- _DATA_:
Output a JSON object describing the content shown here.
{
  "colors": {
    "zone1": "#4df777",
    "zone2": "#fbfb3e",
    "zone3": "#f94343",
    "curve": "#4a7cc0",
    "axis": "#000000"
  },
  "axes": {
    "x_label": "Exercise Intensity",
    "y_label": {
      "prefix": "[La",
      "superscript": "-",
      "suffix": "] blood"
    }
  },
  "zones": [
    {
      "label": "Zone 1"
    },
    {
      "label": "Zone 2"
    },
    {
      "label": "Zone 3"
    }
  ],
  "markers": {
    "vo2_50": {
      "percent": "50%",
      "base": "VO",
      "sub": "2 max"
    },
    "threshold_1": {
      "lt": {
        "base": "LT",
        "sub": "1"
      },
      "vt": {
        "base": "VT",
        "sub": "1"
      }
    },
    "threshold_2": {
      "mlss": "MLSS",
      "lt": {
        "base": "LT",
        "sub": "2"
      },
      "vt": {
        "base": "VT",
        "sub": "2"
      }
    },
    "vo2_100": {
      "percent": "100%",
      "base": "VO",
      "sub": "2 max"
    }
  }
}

- _WRITTEN PROBLEM_:
Retype the listing above in full, with no alterations.

- _RESULT_:
Output a JSON object describing the content shown here.
{
  "colors": {
    "zone1": "#4df777",
    "zone2": "#fbfb3e",
    "zone3": "#f94343",
    "curve": "#4a7cc0",
    "axis": "#000000"
  },
  "axes": {
    "x_label": "Exercise Intensity",
    "y_label": {
      "prefix": "[La",
      "superscript": "-",
      "suffix": "] blood"
    }
  },
  "zones": [
    {
      "label": "Zone 1"
    },
    {
      "label": "Zone 2"
    },
    {
      "label": "Zone 3"
    }
  ],
  "markers": {
    "vo2_50": {
      "percent": "50%",
      "base": "VO",
      "sub": "2 max"
    },
    "threshold_1": {
      "lt": {
        "base": "LT",
        "sub": "1"
      },
      "vt": {
        "base": "VT",
        "sub": "1"
      }
    },
    "threshold_2": {
      "mlss": "MLSS",
      "lt": {
        "base": "LT",
        "sub": "2"
      },
      "vt": {
        "base": "VT",
        "sub": "2"
      }
    },
    "vo2_100": {
      "percent": "100%",
      "base": "VO",
      "sub": "2 max"
    }
  }
}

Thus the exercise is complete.